## Dataset excerpt:

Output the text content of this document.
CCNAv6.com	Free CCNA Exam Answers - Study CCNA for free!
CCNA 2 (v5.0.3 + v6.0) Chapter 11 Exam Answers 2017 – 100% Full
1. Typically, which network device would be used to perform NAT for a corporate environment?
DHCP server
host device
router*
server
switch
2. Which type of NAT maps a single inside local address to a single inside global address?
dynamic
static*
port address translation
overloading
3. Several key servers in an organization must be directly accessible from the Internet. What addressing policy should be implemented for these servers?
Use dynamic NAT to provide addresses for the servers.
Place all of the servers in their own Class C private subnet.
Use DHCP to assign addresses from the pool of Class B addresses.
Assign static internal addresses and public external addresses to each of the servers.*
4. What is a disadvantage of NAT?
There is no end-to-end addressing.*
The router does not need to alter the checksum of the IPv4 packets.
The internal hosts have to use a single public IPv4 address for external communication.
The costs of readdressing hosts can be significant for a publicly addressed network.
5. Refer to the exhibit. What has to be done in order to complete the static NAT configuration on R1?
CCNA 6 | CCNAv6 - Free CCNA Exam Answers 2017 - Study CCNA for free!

## Problem description:
Copy each record from above without leaving any out.

## Result of the exercise:
Output the text content of this document.
CCNAv6.com	Free CCNA Exam Answers - Study CCNA for free!
CCNA 2 (v5.0.3 + v6.0) Chapter 11 Exam Answers 2017 – 100% Full
1. Typically, which network device would be used to perform NAT for a corporate environment?
DHCP server
host device
router*
server
switch
2. Which type of NAT maps a single inside local address to a single inside global address?
dynamic
static*
port address translation
overloading
3. Several key servers in an organization must be directly accessible from the Internet. What addressing policy should be implemented for these servers?
Use dynamic NAT to provide addresses for the servers.
Place all of the servers in their own Class C private subnet.
Use DHCP to assign addresses from the pool of Class B addresses.
Assign static internal addresses and public external addresses to each of the servers.*
4. What is a disadvantage of NAT?
There is no end-to-end addressing.*
The router does not need to alter the checksum of the IPv4 packets.
The internal hosts have to use a single public IPv4 address for external communication.
The costs of readdressing hosts can be significant for a publicly addressed network.
5. Refer to the exhibit. What has to be done in order to complete the static NAT configuration on R1?
CCNA 6 | CCNAv6 - Free CCNA Exam Answers 2017 - Study CCNA for free!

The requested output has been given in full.